WHAT YOU WILL DO -
Work out how many lines include "godly" and answer with that number only.

INPUT ROWS -
····················
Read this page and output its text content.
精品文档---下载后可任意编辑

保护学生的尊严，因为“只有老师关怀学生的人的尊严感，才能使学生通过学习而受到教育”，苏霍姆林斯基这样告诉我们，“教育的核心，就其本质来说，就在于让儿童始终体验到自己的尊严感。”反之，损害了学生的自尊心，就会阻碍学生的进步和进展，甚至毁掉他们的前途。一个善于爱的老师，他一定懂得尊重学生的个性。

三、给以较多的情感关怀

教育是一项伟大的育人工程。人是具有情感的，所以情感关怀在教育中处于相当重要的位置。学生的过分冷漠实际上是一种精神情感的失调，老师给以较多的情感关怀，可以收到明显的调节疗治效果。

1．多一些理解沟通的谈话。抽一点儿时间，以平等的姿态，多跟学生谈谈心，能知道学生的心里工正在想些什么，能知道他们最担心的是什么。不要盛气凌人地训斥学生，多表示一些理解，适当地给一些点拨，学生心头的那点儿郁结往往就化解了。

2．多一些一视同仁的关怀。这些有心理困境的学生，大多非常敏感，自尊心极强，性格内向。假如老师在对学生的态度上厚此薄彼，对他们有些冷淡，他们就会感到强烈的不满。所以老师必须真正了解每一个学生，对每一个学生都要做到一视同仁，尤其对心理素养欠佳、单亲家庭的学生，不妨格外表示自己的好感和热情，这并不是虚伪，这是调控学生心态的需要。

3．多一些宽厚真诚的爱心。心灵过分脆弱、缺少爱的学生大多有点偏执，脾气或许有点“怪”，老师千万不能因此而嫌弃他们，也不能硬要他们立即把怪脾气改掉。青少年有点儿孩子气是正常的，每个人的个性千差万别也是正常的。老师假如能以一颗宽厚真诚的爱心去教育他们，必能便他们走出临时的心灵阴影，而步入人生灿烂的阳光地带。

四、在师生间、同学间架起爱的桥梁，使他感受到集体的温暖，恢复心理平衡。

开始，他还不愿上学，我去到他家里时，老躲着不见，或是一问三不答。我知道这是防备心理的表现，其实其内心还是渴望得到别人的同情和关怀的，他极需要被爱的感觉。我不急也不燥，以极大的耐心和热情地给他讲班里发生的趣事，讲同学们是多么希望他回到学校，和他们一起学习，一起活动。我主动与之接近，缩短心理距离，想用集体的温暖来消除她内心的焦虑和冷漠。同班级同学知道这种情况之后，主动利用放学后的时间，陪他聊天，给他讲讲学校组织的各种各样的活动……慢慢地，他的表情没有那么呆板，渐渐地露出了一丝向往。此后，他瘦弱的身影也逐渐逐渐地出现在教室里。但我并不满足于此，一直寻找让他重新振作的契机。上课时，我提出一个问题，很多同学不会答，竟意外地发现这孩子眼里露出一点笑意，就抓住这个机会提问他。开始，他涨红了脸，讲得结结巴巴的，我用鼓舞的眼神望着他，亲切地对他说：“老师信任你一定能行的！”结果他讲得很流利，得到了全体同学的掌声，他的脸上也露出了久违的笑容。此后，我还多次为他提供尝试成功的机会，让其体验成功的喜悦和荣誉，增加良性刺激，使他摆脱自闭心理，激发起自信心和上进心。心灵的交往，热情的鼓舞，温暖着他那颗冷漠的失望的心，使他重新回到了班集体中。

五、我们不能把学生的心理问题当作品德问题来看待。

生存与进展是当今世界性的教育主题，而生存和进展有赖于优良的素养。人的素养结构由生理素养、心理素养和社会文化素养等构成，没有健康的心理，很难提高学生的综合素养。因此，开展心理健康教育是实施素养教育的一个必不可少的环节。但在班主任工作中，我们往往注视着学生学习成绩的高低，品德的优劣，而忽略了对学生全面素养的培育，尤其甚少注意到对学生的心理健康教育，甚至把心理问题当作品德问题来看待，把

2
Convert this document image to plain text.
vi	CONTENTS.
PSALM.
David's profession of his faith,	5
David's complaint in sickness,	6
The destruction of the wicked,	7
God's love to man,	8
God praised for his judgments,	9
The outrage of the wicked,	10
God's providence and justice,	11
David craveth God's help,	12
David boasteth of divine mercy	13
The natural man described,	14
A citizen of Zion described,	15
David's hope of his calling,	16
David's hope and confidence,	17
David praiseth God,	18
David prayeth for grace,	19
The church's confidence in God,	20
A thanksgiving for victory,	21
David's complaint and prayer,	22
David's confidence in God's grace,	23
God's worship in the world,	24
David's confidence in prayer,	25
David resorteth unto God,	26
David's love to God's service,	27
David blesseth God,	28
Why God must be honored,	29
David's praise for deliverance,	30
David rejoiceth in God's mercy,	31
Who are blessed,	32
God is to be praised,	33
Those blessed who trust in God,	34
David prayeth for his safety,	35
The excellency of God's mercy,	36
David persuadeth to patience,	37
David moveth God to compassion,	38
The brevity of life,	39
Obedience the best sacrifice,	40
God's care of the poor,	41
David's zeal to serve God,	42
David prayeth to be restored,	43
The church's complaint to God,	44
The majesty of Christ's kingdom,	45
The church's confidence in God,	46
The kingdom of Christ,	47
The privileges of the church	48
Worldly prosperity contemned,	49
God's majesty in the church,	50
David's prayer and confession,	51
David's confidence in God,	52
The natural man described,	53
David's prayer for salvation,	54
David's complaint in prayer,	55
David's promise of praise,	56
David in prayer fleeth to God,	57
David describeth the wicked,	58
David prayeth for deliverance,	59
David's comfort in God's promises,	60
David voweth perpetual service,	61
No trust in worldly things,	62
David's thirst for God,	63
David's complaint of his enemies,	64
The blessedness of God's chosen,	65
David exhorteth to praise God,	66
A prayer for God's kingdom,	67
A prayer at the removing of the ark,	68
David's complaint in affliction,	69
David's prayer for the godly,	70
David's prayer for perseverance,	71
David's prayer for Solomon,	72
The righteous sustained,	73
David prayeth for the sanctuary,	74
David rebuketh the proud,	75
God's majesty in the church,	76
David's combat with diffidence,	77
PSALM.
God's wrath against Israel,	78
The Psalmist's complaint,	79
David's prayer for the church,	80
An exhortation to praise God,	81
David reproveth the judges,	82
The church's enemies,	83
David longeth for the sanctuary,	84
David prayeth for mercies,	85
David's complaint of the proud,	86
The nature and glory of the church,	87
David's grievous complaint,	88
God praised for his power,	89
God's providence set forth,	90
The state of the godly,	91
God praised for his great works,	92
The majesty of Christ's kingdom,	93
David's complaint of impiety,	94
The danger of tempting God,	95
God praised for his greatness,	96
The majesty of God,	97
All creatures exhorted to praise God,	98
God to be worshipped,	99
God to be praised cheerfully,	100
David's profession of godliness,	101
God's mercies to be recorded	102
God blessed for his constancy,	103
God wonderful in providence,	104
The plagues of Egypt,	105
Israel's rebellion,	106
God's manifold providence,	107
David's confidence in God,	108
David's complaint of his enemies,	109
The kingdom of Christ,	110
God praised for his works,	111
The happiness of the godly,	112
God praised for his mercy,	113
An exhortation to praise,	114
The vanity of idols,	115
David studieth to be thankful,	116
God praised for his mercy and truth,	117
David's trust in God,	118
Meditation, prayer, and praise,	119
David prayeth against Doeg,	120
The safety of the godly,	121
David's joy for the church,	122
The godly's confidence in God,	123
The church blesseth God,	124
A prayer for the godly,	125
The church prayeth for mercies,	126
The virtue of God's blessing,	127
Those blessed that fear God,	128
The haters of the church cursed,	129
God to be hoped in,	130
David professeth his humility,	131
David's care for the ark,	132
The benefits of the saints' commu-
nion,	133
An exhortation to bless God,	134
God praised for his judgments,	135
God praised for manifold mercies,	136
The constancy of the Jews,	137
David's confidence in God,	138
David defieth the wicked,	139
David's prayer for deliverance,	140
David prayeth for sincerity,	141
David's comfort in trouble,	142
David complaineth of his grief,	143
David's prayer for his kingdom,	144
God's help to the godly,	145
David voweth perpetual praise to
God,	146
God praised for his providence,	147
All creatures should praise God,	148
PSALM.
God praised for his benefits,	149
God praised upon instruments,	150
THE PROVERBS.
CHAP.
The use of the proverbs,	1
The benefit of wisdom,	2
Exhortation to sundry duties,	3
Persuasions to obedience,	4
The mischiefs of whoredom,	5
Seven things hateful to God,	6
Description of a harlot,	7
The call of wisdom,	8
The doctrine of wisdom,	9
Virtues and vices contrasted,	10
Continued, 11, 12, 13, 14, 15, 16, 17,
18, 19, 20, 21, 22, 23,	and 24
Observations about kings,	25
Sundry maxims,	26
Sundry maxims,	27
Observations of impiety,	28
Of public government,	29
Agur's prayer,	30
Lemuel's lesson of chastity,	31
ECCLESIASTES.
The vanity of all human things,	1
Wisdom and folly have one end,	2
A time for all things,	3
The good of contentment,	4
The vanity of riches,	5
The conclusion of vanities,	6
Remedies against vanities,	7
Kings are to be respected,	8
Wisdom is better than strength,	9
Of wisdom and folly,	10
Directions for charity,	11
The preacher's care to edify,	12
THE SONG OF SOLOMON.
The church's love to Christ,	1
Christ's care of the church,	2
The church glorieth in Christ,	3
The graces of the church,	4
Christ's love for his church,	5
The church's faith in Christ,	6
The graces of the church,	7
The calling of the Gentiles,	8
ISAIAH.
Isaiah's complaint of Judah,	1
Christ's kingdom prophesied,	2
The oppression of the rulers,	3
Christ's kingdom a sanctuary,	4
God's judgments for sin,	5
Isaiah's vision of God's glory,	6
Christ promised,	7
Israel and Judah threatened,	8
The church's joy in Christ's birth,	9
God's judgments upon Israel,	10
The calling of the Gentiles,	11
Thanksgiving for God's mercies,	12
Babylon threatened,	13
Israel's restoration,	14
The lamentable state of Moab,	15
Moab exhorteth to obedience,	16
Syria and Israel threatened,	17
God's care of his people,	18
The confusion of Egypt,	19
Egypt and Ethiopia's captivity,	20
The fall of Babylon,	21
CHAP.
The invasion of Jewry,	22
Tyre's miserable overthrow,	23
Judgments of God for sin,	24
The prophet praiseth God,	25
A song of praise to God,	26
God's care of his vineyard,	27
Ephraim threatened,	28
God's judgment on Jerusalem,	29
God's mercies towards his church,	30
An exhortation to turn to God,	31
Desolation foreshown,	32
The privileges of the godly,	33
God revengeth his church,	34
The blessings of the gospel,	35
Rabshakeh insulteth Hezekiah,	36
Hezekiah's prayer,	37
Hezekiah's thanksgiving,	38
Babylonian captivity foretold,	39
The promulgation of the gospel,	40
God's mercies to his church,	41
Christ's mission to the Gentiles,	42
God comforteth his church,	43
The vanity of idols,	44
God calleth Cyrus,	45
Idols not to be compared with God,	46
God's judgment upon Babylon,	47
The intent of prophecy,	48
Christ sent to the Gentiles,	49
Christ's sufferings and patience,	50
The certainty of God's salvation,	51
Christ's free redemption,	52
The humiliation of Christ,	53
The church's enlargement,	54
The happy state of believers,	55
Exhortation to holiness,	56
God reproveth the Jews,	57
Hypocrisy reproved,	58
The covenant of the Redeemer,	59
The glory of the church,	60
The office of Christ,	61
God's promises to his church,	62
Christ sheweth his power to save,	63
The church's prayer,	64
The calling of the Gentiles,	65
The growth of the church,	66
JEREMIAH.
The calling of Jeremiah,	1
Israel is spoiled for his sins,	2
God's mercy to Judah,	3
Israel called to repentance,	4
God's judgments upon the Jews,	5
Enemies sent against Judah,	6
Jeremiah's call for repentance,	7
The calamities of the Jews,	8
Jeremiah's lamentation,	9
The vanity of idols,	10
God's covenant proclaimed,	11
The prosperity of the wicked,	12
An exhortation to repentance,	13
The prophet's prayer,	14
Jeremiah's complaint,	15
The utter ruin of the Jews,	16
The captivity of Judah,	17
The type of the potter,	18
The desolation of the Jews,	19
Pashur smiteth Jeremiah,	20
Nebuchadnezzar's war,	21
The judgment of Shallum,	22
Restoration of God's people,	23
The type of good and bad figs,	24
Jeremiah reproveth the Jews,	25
····················
THE SOLUTION -
8